§ **REQUEST**
Report, word for word, every line of the material that contains "указанным".
----- RECORD EXTRACTS -----
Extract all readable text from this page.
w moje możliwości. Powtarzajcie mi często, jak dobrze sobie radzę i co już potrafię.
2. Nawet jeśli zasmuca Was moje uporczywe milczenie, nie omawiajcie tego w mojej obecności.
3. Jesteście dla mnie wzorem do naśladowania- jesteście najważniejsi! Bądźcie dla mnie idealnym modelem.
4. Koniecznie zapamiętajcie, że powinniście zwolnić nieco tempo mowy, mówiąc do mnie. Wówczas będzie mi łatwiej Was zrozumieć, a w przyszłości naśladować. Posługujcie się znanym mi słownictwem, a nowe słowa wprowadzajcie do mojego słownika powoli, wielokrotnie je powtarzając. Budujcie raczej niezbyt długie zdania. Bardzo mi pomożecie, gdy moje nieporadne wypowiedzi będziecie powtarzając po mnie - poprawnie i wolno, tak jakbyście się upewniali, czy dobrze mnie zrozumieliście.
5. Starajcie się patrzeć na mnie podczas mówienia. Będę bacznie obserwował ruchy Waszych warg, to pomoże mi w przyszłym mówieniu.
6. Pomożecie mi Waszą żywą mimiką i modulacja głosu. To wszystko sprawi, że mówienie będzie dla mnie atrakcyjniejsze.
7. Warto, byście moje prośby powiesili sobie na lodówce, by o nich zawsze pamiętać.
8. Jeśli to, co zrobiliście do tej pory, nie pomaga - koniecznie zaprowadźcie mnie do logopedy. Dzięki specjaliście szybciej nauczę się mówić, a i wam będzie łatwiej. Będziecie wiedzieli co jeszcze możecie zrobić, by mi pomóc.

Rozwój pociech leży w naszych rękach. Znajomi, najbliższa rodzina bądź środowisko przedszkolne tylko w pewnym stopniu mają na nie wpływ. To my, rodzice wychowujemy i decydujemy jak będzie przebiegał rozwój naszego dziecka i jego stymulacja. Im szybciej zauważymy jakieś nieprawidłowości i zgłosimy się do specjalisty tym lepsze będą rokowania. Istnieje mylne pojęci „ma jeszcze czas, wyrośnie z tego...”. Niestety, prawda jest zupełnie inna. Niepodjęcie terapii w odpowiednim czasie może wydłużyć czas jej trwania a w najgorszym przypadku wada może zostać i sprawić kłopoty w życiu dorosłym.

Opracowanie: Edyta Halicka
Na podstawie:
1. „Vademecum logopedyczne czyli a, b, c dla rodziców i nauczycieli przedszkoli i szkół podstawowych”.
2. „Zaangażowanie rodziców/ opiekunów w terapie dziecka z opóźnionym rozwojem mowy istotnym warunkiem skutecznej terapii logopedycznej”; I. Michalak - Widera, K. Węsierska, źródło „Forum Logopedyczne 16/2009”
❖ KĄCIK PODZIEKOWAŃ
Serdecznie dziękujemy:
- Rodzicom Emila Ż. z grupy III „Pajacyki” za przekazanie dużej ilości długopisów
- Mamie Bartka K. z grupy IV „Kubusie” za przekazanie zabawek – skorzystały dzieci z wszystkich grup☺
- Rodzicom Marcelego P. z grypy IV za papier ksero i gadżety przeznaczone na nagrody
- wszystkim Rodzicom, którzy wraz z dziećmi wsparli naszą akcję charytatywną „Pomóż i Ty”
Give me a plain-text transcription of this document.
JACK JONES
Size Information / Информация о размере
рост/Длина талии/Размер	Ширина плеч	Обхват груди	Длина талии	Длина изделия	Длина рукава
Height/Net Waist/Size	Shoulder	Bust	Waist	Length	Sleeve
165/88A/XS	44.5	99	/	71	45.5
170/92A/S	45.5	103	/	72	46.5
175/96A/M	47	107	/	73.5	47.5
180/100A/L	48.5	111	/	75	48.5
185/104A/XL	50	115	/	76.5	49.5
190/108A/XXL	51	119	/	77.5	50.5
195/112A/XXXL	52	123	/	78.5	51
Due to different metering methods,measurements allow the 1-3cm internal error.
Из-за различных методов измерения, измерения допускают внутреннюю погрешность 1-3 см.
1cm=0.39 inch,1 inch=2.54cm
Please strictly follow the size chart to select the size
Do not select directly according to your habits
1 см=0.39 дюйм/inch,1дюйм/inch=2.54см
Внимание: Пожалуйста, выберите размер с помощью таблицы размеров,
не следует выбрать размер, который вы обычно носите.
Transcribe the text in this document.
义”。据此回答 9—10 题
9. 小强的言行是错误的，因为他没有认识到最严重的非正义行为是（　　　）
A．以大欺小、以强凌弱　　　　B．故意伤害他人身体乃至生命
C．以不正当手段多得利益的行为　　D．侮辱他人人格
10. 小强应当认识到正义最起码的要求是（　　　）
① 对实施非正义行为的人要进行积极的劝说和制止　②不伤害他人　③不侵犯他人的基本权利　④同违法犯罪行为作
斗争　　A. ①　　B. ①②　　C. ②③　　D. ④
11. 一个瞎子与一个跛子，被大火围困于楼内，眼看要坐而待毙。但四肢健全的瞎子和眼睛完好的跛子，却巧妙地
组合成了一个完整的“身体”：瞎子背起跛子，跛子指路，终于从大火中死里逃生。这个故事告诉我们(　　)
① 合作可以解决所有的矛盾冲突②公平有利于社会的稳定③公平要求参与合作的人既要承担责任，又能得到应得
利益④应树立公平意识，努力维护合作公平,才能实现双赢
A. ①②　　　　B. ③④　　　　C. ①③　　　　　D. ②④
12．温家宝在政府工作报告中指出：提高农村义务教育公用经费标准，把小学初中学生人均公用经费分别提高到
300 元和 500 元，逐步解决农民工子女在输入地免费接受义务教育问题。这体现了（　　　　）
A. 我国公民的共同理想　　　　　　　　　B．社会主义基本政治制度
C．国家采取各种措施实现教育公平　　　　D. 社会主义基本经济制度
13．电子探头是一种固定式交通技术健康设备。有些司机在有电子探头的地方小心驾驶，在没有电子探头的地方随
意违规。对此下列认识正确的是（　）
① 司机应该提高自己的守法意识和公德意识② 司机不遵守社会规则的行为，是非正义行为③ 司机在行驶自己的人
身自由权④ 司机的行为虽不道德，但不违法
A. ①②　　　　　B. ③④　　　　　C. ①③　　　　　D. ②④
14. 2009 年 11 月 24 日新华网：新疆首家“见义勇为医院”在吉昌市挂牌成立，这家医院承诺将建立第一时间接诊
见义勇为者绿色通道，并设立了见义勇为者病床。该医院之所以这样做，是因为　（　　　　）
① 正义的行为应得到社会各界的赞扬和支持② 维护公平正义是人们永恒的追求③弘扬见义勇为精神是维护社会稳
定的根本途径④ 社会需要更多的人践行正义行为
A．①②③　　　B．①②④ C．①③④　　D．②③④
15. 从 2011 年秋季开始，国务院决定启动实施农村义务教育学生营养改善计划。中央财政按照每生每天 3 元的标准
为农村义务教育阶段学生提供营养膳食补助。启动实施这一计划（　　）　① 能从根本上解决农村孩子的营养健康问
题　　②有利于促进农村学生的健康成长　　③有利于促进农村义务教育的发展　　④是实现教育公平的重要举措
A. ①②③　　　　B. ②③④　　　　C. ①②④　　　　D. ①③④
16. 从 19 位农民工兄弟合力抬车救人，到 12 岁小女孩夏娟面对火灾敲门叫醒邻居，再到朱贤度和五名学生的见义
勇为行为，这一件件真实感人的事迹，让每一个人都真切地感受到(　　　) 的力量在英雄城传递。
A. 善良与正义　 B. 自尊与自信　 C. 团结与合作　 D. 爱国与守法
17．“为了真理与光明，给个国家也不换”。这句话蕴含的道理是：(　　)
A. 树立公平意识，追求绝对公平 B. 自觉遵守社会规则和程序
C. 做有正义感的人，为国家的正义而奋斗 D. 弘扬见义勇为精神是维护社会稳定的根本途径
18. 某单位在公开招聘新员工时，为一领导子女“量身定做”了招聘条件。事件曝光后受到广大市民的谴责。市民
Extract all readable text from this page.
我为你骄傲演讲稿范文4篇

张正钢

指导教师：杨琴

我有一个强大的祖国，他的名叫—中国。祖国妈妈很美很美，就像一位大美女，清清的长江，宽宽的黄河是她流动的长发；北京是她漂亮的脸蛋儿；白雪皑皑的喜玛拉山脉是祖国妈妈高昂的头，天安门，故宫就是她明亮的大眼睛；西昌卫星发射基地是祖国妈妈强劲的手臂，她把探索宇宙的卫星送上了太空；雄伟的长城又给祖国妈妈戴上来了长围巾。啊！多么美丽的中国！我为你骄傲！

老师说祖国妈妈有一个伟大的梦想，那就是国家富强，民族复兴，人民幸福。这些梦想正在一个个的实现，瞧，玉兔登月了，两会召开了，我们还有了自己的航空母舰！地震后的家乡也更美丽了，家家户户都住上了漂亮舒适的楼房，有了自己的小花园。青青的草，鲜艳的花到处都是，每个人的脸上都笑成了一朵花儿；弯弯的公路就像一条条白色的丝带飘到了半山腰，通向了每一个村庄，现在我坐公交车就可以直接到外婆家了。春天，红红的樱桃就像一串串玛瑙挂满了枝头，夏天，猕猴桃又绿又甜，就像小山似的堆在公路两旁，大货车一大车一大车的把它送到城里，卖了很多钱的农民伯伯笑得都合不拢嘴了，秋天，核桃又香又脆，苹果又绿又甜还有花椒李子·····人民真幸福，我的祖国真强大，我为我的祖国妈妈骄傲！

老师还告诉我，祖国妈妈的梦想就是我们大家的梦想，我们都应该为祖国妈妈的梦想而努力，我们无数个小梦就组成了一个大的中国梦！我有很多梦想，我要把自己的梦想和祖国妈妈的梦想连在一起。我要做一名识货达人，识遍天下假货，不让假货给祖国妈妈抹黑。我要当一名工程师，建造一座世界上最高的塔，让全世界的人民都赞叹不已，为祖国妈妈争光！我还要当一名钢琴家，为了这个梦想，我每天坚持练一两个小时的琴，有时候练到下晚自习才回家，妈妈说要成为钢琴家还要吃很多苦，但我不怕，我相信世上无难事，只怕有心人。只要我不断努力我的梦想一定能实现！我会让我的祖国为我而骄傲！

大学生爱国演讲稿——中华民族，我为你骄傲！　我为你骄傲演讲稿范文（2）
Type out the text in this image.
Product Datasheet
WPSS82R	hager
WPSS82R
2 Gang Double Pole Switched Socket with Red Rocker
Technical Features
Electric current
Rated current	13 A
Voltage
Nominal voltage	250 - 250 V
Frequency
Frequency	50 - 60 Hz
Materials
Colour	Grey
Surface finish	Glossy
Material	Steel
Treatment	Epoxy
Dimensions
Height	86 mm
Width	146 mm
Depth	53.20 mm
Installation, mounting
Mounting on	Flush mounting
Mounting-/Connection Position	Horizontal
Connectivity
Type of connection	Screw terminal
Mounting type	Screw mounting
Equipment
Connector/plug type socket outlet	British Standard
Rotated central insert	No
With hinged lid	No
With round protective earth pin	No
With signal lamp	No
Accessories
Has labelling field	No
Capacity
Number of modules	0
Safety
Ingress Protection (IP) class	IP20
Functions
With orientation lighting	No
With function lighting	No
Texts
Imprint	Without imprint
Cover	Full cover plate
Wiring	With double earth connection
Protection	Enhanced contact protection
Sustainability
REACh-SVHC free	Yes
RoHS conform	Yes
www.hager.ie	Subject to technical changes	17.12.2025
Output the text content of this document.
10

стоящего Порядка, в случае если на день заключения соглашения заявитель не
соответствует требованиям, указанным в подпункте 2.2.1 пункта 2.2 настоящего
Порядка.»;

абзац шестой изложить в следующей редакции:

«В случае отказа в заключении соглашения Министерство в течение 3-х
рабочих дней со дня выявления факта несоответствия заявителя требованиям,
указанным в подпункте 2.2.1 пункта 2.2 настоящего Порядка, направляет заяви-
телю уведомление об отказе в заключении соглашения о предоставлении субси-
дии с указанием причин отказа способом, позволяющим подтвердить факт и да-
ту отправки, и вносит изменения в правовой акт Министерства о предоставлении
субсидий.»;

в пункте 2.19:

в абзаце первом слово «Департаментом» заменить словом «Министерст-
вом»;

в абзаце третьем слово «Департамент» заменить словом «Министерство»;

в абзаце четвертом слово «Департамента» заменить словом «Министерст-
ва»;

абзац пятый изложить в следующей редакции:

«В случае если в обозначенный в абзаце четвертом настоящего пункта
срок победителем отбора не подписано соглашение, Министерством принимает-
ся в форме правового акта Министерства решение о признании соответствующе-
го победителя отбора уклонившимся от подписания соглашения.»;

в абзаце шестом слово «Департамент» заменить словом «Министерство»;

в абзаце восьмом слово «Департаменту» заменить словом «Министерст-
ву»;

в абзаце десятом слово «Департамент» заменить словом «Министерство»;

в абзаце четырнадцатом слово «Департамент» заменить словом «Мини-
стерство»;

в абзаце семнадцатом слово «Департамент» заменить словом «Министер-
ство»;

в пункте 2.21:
-----
§ **SOLVED PROBLEM**
соответствует требованиям, указанным в подпункте 2.2.1 пункта 2.2 настоящего
указанным в подпункте 2.2.1 пункта 2.2 настоящего Порядка, направляет заяви-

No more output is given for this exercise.